### EXERCISE TASK
Reproduce the listing below, substituting "front view" for each occurrence of "front elevation" and leaving every other character unchanged.
__________
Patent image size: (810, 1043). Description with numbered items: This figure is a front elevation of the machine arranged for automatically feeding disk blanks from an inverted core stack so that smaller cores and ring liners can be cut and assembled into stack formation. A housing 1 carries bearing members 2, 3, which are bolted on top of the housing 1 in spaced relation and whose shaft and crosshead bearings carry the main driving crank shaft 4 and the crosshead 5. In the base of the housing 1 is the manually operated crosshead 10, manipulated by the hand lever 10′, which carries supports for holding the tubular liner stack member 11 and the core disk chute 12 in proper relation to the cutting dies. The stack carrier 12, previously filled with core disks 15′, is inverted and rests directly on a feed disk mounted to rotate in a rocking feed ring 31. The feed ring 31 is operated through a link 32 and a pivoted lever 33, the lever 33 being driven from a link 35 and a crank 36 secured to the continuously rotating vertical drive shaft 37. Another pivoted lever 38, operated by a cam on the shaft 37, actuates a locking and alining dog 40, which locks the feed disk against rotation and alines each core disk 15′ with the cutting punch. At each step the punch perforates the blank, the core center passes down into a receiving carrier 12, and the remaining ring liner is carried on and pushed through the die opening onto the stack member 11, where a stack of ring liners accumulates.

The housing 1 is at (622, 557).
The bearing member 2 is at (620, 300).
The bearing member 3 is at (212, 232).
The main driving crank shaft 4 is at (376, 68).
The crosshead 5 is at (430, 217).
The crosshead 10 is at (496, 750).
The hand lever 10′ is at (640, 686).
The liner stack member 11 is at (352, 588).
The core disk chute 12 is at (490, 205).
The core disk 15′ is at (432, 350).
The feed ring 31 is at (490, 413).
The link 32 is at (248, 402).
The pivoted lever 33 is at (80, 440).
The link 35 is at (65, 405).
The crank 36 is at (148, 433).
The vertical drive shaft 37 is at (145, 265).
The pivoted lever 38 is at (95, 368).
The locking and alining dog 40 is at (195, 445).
__________
### TASK RESPONSE
Patent image size: (810, 1043). Description with numbered items: This figure is a front view of the machine arranged for automatically feeding disk blanks from an inverted core stack so that smaller cores and ring liners can be cut and assembled into stack formation. A housing 1 carries bearing members 2, 3, which are bolted on top of the housing 1 in spaced relation and whose shaft and crosshead bearings carry the main driving crank shaft 4 and the crosshead 5. In the base of the housing 1 is the manually operated crosshead 10, manipulated by the hand lever 10′, which carries supports for holding the tubular liner stack member 11 and the core disk chute 12 in proper relation to the cutting dies. The stack carrier 12, previously filled with core disks 15′, is inverted and rests directly on a feed disk mounted to rotate in a rocking feed ring 31. The feed ring 31 is operated through a link 32 and a pivoted lever 33, the lever 33 being driven from a link 35 and a crank 36 secured to the continuously rotating vertical drive shaft 37. Another pivoted lever 38, operated by a cam on the shaft 37, actuates a locking and alining dog 40, which locks the feed disk against rotation and alines each core disk 15′ with the cutting punch. At each step the punch perforates the blank, the core center passes down into a receiving carrier 12, and the remaining ring liner is carried on and pushed through the die opening onto the stack member 11, where a stack of ring liners accumulates.

The housing 1 is at (622, 557).
The bearing member 2 is at (620, 300).
The bearing member 3 is at (212, 232).
The main driving crank shaft 4 is at (376, 68).
The crosshead 5 is at (430, 217).
The crosshead 10 is at (496, 750).
The hand lever 10′ is at (640, 686).
The liner stack member 11 is at (352, 588).
The core disk chute 12 is at (490, 205).
The core disk 15′ is at (432, 350).
The feed ring 31 is at (490, 413).
The link 32 is at (248, 402).
The pivoted lever 33 is at (80, 440).
The link 35 is at (65, 405).
The crank 36 is at (148, 433).
The vertical drive shaft 37 is at (145, 265).
The pivoted lever 38 is at (95, 368).
The locking and alining dog 40 is at (195, 445).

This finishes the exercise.